'''

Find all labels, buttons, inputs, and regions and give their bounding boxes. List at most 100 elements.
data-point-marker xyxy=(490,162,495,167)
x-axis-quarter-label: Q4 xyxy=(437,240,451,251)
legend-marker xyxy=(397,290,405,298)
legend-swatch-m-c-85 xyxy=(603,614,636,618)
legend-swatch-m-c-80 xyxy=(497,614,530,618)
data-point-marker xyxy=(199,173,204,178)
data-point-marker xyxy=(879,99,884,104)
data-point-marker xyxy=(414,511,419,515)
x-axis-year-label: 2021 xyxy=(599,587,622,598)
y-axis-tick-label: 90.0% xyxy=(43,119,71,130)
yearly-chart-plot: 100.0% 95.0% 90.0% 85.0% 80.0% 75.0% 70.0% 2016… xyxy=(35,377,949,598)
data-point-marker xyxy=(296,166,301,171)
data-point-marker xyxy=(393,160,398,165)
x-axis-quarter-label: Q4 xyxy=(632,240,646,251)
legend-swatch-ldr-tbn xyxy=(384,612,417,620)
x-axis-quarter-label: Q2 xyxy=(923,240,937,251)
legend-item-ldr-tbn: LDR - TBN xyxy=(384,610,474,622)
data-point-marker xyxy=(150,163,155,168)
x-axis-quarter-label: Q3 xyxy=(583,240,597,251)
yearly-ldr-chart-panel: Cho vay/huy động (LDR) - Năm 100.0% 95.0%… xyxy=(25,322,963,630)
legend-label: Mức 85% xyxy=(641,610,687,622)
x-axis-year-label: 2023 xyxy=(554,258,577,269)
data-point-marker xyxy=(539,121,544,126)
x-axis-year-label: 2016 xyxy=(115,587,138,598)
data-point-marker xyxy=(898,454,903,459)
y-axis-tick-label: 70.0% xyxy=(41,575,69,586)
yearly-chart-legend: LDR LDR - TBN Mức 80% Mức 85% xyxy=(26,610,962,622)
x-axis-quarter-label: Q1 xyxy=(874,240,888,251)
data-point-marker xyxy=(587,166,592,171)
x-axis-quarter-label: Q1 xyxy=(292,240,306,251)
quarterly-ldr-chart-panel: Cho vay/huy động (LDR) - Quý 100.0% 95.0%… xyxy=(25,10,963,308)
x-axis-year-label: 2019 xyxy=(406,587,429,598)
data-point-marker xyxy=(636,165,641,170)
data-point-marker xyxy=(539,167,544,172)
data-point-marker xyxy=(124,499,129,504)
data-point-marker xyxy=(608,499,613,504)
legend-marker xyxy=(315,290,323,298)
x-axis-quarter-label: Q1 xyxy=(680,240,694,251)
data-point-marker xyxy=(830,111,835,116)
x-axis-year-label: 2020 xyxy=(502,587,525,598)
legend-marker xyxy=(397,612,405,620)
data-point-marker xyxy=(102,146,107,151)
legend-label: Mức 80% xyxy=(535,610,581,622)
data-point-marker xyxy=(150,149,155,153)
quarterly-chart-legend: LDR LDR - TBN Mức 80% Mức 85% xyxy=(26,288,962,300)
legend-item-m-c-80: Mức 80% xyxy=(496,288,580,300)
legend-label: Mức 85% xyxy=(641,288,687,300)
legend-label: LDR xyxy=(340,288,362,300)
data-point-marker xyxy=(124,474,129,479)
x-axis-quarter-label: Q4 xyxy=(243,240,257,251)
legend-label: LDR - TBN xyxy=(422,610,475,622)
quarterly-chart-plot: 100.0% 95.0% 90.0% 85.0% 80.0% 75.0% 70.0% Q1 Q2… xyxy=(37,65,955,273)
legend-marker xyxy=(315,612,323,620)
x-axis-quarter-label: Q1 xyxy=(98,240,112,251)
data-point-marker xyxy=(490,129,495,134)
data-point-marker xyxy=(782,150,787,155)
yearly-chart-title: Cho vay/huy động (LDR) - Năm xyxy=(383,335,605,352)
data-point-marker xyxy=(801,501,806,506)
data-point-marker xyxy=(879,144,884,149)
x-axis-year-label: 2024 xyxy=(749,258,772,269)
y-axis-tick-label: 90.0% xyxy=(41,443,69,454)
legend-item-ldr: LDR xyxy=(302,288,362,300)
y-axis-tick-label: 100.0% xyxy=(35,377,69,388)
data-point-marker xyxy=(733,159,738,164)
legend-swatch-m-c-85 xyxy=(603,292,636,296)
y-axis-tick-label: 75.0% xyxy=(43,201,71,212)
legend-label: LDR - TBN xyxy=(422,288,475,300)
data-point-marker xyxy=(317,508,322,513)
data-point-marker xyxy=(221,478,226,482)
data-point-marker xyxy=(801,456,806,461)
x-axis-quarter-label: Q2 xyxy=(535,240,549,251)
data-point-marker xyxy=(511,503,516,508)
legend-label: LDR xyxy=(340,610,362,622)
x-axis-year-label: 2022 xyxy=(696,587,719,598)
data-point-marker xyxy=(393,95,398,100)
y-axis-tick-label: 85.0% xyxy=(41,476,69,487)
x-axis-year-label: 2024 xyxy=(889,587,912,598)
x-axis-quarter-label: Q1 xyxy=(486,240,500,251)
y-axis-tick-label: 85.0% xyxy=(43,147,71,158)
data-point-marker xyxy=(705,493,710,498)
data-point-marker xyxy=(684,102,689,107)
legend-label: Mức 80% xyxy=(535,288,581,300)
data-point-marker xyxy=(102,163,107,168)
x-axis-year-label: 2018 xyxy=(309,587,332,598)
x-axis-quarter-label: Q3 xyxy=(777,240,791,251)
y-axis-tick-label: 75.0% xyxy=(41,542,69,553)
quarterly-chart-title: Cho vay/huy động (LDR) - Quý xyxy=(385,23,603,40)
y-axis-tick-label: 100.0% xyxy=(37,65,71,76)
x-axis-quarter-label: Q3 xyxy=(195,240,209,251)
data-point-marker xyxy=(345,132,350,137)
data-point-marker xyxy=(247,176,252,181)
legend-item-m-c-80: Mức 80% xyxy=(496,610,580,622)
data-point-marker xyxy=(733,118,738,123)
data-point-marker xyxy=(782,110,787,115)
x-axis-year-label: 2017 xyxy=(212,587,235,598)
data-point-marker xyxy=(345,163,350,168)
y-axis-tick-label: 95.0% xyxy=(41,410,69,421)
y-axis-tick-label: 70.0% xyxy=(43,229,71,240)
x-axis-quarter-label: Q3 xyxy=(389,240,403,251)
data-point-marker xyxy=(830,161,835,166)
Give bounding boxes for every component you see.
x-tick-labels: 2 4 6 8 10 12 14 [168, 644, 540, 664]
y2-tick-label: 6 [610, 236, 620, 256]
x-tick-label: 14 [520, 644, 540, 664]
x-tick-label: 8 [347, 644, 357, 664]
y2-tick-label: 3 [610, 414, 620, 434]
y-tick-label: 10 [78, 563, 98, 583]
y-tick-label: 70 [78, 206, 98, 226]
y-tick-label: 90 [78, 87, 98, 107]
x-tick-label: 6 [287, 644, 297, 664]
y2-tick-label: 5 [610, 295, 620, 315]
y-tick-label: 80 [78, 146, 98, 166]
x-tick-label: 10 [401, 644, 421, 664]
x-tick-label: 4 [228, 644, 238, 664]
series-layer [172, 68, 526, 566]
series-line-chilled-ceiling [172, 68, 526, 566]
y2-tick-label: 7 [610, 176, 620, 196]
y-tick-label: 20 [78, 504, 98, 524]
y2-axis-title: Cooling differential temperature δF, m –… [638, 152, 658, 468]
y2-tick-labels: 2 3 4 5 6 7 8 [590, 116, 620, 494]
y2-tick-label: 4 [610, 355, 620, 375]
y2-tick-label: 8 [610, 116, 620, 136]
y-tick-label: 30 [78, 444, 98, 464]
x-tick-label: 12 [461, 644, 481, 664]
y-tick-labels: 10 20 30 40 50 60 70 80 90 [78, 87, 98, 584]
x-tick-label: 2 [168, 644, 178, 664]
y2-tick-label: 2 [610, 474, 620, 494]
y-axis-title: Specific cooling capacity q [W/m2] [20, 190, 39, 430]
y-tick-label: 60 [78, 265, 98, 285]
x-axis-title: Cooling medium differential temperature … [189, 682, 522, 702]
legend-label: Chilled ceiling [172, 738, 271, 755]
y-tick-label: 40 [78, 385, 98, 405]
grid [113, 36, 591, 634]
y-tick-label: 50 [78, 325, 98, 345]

'''

TASK TO CARRY OUT =
Format the stretch from the start of the records through the line containing "data-point-marker xyxy=(608,499,613,504)" as a JSON list of strings, one string per line, with blank lines left out.

WRITTEN ANSWER =
[
  "Find all labels, buttons, inputs, and regions and give their bounding boxes. List at most 100 elements.",
  "data-point-marker xyxy=(490,162,495,167)",
  "x-axis-quarter-label: Q4 xyxy=(437,240,451,251)",
  "legend-marker xyxy=(397,290,405,298)",
  "legend-swatch-m-c-85 xyxy=(603,614,636,618)",
  "legend-swatch-m-c-80 xyxy=(497,614,530,618)",
  "data-point-marker xyxy=(199,173,204,178)",
  "data-point-marker xyxy=(879,99,884,104)",
  "data-point-marker xyxy=(414,511,419,515)",
  "x-axis-year-label: 2021 xyxy=(599,587,622,598)",
  "y-axis-tick-label: 90.0% xyxy=(43,119,71,130)",
  "yearly-chart-plot: 100.0% 95.0% 90.0% 85.0% 80.0% 75.0% 70.0% 2016… xyxy=(35,377,949,598)",
  "data-point-marker xyxy=(296,166,301,171)",
  "data-point-marker xyxy=(393,160,398,165)",
  "x-axis-quarter-label: Q4 xyxy=(632,240,646,251)",
  "legend-swatch-ldr-tbn xyxy=(384,612,417,620)",
  "x-axis-quarter-label: Q2 xyxy=(923,240,937,251)",
  "legend-item-ldr-tbn: LDR - TBN xyxy=(384,610,474,622)",
  "data-point-marker xyxy=(150,163,155,168)",
  "x-axis-quarter-label: Q3 xyxy=(583,240,597,251)",
  "yearly-ldr-chart-panel: Cho vay/huy động (LDR) - Năm 100.0% 95.0%… xyxy=(25,322,963,630)",
  "legend-label: Mức 85% xyxy=(641,610,687,622)",
  "x-axis-year-label: 2023 xyxy=(554,258,577,269)",
  "data-point-marker xyxy=(539,121,544,126)",
  "x-axis-year-label: 2016 xyxy=(115,587,138,598)",
  "data-point-marker xyxy=(898,454,903,459)",
  "y-axis-tick-label: 70.0% xyxy=(41,575,69,586)",
  "yearly-chart-legend: LDR LDR - TBN Mức 80% Mức 85% xyxy=(26,610,962,622)",
  "x-axis-quarter-label: Q1 xyxy=(874,240,888,251)",
  "data-point-marker xyxy=(587,166,592,171)",
  "x-axis-quarter-label: Q1 xyxy=(292,240,306,251)",
  "quarterly-ldr-chart-panel: Cho vay/huy động (LDR) - Quý 100.0% 95.0%… xyxy=(25,10,963,308)",
  "x-axis-year-label: 2019 xyxy=(406,587,429,598)",
  "data-point-marker xyxy=(636,165,641,170)",
  "data-point-marker xyxy=(539,167,544,172)",
  "data-point-marker xyxy=(124,499,129,504)",
  "data-point-marker xyxy=(608,499,613,504)"
]